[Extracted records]
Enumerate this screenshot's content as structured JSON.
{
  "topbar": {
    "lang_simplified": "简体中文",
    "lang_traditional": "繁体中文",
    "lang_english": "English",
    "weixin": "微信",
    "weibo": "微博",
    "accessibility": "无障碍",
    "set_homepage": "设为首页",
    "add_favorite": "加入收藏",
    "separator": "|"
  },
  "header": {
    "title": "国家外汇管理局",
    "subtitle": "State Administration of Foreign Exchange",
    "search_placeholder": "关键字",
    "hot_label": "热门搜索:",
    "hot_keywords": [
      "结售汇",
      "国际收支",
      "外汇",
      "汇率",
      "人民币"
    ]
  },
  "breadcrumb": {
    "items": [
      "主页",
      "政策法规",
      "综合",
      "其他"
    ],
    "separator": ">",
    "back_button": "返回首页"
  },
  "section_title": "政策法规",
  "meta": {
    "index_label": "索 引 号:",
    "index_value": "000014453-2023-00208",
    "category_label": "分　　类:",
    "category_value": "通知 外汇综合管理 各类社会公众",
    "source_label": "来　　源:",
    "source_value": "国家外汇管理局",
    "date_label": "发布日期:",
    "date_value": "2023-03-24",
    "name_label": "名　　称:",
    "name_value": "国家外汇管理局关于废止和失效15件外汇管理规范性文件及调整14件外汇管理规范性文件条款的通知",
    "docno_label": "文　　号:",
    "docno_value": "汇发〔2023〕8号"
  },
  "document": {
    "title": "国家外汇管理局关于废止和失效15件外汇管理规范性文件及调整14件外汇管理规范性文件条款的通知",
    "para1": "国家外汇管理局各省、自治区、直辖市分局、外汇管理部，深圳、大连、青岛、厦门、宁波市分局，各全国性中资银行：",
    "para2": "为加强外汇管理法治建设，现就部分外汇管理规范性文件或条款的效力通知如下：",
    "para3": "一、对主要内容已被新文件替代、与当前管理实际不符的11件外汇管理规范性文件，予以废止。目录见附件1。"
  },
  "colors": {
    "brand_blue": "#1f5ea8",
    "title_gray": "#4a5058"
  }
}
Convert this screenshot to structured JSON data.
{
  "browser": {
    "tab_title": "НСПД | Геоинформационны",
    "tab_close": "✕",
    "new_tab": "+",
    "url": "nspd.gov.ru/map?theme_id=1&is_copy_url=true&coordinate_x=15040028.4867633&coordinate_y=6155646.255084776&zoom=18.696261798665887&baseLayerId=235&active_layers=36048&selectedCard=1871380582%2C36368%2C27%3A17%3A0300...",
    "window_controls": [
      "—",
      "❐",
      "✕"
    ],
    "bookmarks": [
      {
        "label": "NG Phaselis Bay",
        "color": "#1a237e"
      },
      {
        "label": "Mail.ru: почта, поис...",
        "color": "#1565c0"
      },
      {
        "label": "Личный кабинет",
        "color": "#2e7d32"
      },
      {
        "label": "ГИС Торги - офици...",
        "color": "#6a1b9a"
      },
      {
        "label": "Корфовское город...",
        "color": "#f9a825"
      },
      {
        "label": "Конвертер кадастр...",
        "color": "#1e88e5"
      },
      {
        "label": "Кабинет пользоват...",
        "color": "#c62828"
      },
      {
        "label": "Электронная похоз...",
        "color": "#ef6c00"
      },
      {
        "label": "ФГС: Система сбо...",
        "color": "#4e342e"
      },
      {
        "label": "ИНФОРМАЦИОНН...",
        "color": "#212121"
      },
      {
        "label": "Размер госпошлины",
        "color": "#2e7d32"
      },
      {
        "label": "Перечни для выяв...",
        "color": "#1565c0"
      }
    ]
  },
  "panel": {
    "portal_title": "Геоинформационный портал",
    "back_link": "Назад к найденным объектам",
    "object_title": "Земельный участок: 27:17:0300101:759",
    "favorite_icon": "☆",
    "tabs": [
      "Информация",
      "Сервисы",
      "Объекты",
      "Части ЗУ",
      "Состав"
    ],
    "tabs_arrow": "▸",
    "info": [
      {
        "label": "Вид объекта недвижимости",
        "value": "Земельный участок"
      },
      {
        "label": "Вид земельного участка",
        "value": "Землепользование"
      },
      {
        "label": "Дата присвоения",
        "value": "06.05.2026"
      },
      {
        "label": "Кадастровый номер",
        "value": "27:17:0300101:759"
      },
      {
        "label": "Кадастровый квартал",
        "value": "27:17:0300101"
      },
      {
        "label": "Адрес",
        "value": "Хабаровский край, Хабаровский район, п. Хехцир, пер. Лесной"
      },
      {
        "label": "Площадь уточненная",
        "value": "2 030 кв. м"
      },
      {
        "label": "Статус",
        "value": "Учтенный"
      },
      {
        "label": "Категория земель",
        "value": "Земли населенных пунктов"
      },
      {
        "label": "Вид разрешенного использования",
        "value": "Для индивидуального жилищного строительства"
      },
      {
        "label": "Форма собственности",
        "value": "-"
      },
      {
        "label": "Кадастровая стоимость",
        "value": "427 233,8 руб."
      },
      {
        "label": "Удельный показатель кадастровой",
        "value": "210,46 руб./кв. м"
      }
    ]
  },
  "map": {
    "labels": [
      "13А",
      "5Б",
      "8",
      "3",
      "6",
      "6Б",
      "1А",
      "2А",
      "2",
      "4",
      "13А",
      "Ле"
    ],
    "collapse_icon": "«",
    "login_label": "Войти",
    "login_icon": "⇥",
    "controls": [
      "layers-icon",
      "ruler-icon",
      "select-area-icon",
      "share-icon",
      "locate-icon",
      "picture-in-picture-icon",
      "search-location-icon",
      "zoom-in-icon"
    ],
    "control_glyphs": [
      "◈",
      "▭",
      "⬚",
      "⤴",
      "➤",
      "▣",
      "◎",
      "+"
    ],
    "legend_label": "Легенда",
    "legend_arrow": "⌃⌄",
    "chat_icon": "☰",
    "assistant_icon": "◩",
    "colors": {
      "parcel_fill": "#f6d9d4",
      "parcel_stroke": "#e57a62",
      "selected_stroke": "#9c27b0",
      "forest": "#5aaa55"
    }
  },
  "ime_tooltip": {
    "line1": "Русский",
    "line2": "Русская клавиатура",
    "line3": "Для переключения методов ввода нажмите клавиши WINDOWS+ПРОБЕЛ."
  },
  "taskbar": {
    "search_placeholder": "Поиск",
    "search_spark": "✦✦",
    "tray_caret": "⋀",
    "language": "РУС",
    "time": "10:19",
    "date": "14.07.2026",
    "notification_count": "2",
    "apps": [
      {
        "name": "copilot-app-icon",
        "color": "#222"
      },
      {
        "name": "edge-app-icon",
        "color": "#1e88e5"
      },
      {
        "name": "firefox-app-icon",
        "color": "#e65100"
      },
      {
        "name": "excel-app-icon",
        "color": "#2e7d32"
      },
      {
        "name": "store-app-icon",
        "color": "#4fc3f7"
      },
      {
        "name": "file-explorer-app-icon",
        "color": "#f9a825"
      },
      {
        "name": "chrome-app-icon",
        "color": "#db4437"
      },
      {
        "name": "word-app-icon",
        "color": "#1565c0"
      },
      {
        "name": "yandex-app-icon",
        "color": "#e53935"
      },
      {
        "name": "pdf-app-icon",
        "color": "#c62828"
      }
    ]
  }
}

— Work required —
Transcribe every entry verbatim.

— Output for this exercise —
Enumerate this screenshot's content as structured JSON.
{
  "topbar": {
    "lang_simplified": "简体中文",
    "lang_traditional": "繁体中文",
    "lang_english": "English",
    "weixin": "微信",
    "weibo": "微博",
    "accessibility": "无障碍",
    "set_homepage": "设为首页",
    "add_favorite": "加入收藏",
    "separator": "|"
  },
  "header": {
    "title": "国家外汇管理局",
    "subtitle": "State Administration of Foreign Exchange",
    "search_placeholder": "关键字",
    "hot_label": "热门搜索:",
    "hot_keywords": [
      "结售汇",
      "国际收支",
      "外汇",
      "汇率",
      "人民币"
    ]
  },
  "breadcrumb": {
    "items": [
      "主页",
      "政策法规",
      "综合",
      "其他"
    ],
    "separator": ">",
    "back_button": "返回首页"
  },
  "section_title": "政策法规",
  "meta": {
    "index_label": "索 引 号:",
    "index_value": "000014453-2023-00208",
    "category_label": "分　　类:",
    "category_value": "通知 外汇综合管理 各类社会公众",
    "source_label": "来　　源:",
    "source_value": "国家外汇管理局",
    "date_label": "发布日期:",
    "date_value": "2023-03-24",
    "name_label": "名　　称:",
    "name_value": "国家外汇管理局关于废止和失效15件外汇管理规范性文件及调整14件外汇管理规范性文件条款的通知",
    "docno_label": "文　　号:",
    "docno_value": "汇发〔2023〕8号"
  },
  "document": {
    "title": "国家外汇管理局关于废止和失效15件外汇管理规范性文件及调整14件外汇管理规范性文件条款的通知",
    "para1": "国家外汇管理局各省、自治区、直辖市分局、外汇管理部，深圳、大连、青岛、厦门、宁波市分局，各全国性中资银行：",
    "para2": "为加强外汇管理法治建设，现就部分外汇管理规范性文件或条款的效力通知如下：",
    "para3": "一、对主要内容已被新文件替代、与当前管理实际不符的11件外汇管理规范性文件，予以废止。目录见附件1。"
  },
  "colors": {
    "brand_blue": "#1f5ea8",
    "title_gray": "#4a5058"
  }
}
Convert this screenshot to structured JSON data.
{
  "browser": {
    "tab_title": "НСПД | Геоинформационны",
    "tab_close": "✕",
    "new_tab": "+",
    "url": "nspd.gov.ru/map?theme_id=1&is_copy_url=true&coordinate_x=15040028.4867633&coordinate_y=6155646.255084776&zoom=18.696261798665887&baseLayerId=235&active_layers=36048&selectedCard=1871380582%2C36368%2C27%3A17%3A0300...",
    "window_controls": [
      "—",
      "❐",
      "✕"
    ],
    "bookmarks": [
      {
        "label": "NG Phaselis Bay",
        "color": "#1a237e"
      },
      {
        "label": "Mail.ru: почта, поис...",
        "color": "#1565c0"
      },
      {
        "label": "Личный кабинет",
        "color": "#2e7d32"
      },
      {
        "label": "ГИС Торги - офици...",
        "color": "#6a1b9a"
      },
      {
        "label": "Корфовское город...",
        "color": "#f9a825"
      },
      {
        "label": "Конвертер кадастр...",
        "color": "#1e88e5"
      },
      {
        "label": "Кабинет пользоват...",
        "color": "#c62828"
      },
      {
        "label": "Электронная похоз...",
        "color": "#ef6c00"
      },
      {
        "label": "ФГС: Система сбо...",
        "color": "#4e342e"
      },
      {
        "label": "ИНФОРМАЦИОНН...",
        "color": "#212121"
      },
      {
        "label": "Размер госпошлины",
        "color": "#2e7d32"
      },
      {
        "label": "Перечни для выяв...",
        "color": "#1565c0"
      }
    ]
  },
  "panel": {
    "portal_title": "Геоинформационный портал",
    "back_link": "Назад к найденным объектам",
    "object_title": "Земельный участок: 27:17:0300101:759",
    "favorite_icon": "☆",
    "tabs": [
      "Информация",
      "Сервисы",
      "Объекты",
      "Части ЗУ",
      "Состав"
    ],
    "tabs_arrow": "▸",
    "info": [
      {
        "label": "Вид объекта недвижимости",
        "value": "Земельный участок"
      },
      {
        "label": "Вид земельного участка",
        "value": "Землепользование"
      },
      {
        "label": "Дата присвоения",
        "value": "06.05.2026"
      },
      {
        "label": "Кадастровый номер",
        "value": "27:17:0300101:759"
      },
      {
        "label": "Кадастровый квартал",
        "value": "27:17:0300101"
      },
      {
        "label": "Адрес",
        "value": "Хабаровский край, Хабаровский район, п. Хехцир, пер. Лесной"
      },
      {
        "label": "Площадь уточненная",
        "value": "2 030 кв. м"
      },
      {
        "label": "Статус",
        "value": "Учтенный"
      },
      {
        "label": "Категория земель",
        "value": "Земли населенных пунктов"
      },
      {
        "label": "Вид разрешенного использования",
        "value": "Для индивидуального жилищного строительства"
      },
      {
        "label": "Форма собственности",
        "value": "-"
      },
      {
        "label": "Кадастровая стоимость",
        "value": "427 233,8 руб."
      },
      {
        "label": "Удельный показатель кадастровой",
        "value": "210,46 руб./кв. м"
      }
    ]
  },
  "map": {
    "labels": [
      "13А",
      "5Б",
      "8",
      "3",
      "6",
      "6Б",
      "1А",
      "2А",
      "2",
      "4",
      "13А",
      "Ле"
    ],
    "collapse_icon": "«",
    "login_label": "Войти",
    "login_icon": "⇥",
    "controls": [
      "layers-icon",
      "ruler-icon",
      "select-area-icon",
      "share-icon",
      "locate-icon",
      "picture-in-picture-icon",
      "search-location-icon",
      "zoom-in-icon"
    ],
    "control_glyphs": [
      "◈",
      "▭",
      "⬚",
      "⤴",
      "➤",
      "▣",
      "◎",
      "+"
    ],
    "legend_label": "Легенда",
    "legend_arrow": "⌃⌄",
    "chat_icon": "☰",
    "assistant_icon": "◩",
    "colors": {
      "parcel_fill": "#f6d9d4",
      "parcel_stroke": "#e57a62",
      "selected_stroke": "#9c27b0",
      "forest": "#5aaa55"
    }
  },
  "ime_tooltip": {
    "line1": "Русский",
    "line2": "Русская клавиатура",
    "line3": "Для переключения методов ввода нажмите клавиши WINDOWS+ПРОБЕЛ."
  },
  "taskbar": {
    "search_placeholder": "Поиск",
    "search_spark": "✦✦",
    "tray_caret": "⋀",
    "language": "РУС",
    "time": "10:19",
    "date": "14.07.2026",
    "notification_count": "2",
    "apps": [
      {
        "name": "copilot-app-icon",
        "color": "#222"
      },
      {
        "name": "edge-app-icon",
        "color": "#1e88e5"
      },
      {
        "name": "firefox-app-icon",
        "color": "#e65100"
      },
      {
        "name": "excel-app-icon",
        "color": "#2e7d32"
      },
      {
        "name": "store-app-icon",
        "color": "#4fc3f7"
      },
      {
        "name": "file-explorer-app-icon",
        "color": "#f9a825"
      },
      {
        "name": "chrome-app-icon",
        "color": "#db4437"
      },
      {
        "name": "word-app-icon",
        "color": "#1565c0"
      },
      {
        "name": "yandex-app-icon",
        "color": "#e53935"
      },
      {
        "name": "pdf-app-icon",
        "color": "#c62828"
      }
    ]
  }
}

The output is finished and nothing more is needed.